▶ REQUIRED TASK
Pick out each line in these entries that contains the string "Таблица".

######

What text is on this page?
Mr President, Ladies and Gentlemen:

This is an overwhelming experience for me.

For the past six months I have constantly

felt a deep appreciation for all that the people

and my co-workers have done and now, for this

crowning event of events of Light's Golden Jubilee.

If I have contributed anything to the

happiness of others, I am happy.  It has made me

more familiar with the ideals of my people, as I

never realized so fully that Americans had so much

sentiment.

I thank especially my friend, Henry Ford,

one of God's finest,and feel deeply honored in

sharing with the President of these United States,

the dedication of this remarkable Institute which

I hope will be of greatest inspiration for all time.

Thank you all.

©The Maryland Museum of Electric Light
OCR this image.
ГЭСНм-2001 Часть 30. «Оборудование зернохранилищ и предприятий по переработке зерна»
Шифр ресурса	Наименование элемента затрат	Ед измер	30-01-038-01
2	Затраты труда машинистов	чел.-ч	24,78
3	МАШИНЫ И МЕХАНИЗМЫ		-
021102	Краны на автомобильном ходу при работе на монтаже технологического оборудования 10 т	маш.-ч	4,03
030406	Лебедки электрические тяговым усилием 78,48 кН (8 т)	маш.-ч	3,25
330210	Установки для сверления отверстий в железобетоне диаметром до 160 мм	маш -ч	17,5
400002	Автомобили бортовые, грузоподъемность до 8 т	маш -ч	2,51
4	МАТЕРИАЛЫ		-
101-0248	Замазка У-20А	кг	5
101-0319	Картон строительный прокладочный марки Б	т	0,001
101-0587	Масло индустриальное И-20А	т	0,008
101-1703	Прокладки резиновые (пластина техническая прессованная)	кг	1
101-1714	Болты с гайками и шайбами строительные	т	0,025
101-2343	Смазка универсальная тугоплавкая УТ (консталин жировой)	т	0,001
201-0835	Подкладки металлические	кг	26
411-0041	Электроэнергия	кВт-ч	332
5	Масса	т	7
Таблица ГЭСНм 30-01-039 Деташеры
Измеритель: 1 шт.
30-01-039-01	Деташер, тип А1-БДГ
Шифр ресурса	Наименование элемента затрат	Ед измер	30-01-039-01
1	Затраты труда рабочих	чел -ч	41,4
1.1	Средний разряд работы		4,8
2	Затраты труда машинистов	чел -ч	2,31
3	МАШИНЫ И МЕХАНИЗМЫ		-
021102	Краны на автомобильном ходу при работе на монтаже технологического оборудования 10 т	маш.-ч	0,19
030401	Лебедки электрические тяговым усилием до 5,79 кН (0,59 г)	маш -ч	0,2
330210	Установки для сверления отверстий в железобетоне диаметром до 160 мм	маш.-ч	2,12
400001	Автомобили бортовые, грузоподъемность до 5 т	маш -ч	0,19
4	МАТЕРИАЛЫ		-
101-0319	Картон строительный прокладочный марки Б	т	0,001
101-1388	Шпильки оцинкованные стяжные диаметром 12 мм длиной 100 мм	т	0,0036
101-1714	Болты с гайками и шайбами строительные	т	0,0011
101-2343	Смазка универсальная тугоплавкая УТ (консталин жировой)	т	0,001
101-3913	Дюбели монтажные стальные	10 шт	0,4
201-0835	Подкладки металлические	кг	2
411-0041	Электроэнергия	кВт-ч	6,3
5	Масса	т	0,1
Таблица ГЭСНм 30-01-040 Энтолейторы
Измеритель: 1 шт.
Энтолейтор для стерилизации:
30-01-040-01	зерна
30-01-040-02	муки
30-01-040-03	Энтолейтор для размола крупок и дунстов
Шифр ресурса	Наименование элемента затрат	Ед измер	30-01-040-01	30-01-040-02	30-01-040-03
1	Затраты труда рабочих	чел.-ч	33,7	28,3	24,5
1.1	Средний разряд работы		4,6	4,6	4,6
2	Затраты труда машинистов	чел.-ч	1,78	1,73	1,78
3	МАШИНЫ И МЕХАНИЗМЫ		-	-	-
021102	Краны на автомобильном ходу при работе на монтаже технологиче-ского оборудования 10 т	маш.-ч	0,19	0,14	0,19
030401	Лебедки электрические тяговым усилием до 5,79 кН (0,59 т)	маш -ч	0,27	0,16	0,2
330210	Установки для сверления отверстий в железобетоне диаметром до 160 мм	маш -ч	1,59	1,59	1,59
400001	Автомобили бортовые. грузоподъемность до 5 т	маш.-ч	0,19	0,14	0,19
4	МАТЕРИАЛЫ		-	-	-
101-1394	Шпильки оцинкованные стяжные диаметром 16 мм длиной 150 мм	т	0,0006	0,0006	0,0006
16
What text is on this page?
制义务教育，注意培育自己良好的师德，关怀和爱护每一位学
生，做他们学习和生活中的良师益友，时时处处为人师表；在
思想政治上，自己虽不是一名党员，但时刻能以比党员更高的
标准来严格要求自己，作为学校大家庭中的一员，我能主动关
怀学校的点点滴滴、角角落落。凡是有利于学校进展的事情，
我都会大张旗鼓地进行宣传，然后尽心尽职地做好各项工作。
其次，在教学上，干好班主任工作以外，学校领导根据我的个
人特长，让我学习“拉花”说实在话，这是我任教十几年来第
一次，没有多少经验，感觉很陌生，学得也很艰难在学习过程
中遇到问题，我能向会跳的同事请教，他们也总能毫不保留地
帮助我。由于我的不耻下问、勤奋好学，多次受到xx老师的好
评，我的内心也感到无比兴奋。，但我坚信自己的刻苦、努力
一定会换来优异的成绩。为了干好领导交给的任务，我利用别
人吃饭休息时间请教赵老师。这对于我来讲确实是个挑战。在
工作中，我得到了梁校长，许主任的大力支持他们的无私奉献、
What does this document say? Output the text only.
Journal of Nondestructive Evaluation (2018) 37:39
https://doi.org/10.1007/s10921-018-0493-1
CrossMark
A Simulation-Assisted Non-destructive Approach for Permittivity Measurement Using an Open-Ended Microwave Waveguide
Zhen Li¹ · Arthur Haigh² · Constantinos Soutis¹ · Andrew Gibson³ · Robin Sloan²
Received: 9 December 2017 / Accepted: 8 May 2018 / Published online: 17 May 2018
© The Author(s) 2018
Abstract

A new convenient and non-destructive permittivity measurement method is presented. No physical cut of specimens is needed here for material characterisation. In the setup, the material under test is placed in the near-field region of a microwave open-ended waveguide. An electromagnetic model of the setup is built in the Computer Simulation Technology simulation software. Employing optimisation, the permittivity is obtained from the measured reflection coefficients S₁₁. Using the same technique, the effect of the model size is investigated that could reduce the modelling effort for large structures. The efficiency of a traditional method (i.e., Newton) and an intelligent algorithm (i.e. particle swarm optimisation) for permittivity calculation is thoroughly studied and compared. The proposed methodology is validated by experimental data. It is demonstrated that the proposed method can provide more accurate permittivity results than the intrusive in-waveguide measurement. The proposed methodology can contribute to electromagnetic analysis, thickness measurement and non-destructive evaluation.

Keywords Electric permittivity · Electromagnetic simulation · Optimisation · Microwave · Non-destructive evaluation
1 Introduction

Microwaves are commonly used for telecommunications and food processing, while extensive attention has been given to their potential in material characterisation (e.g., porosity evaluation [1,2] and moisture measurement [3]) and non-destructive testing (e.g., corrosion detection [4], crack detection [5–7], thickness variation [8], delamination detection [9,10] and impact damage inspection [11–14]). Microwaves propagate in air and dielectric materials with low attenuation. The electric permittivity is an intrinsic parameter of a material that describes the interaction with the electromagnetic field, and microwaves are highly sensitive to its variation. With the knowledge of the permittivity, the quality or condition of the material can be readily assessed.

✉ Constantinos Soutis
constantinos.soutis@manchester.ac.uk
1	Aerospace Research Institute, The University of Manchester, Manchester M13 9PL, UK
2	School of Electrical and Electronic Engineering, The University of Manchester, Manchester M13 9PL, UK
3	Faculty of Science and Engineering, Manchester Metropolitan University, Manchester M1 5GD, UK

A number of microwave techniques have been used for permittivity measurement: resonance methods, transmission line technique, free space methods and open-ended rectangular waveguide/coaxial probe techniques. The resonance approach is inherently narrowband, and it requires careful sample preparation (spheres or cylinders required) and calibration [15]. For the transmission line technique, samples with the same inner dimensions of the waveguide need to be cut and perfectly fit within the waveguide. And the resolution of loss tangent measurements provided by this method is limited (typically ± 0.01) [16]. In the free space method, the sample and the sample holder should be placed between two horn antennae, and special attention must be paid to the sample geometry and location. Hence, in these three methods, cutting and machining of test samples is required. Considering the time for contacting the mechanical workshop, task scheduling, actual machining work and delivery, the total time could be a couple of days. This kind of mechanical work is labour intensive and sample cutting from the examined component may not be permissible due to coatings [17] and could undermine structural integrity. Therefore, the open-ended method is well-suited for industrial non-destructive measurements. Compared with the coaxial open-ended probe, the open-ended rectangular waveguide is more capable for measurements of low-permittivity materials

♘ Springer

######

▶ ANSWER FOR THIS EXERCISE
Таблица ГЭСНм 30-01-039 Деташеры
Таблица ГЭСНм 30-01-040 Энтолейторы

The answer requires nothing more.